Check each line of the listing, and copy it if it contains the word "должны".

(Stored records)
* * * * * * *

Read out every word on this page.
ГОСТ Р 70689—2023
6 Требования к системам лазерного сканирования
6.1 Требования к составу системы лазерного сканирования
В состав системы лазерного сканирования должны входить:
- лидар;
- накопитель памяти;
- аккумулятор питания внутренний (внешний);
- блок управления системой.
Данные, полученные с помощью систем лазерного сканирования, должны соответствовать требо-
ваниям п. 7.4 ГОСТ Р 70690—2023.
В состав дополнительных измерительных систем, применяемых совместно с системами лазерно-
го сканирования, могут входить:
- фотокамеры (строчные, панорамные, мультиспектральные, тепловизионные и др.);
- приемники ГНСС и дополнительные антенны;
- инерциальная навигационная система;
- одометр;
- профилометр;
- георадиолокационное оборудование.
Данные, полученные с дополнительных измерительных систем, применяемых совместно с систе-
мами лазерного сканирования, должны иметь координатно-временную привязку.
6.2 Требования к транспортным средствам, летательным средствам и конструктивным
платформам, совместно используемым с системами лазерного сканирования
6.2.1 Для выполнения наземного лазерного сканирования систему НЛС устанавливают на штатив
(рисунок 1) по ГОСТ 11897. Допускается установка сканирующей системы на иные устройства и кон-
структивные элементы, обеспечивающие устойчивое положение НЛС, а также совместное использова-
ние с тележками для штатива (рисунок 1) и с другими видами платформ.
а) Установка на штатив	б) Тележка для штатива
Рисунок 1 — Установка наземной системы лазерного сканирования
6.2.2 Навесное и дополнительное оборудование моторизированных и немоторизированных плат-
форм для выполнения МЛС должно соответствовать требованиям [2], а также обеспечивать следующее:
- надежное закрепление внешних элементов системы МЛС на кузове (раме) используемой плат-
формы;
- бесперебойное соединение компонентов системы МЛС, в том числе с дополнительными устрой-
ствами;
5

* * * * * * *

(Finished answer):
В состав системы лазерного сканирования должны входить:
Данные, полученные с помощью систем лазерного сканирования, должны соответствовать требо-
мами лазерного сканирования, должны иметь координатно-временную привязку.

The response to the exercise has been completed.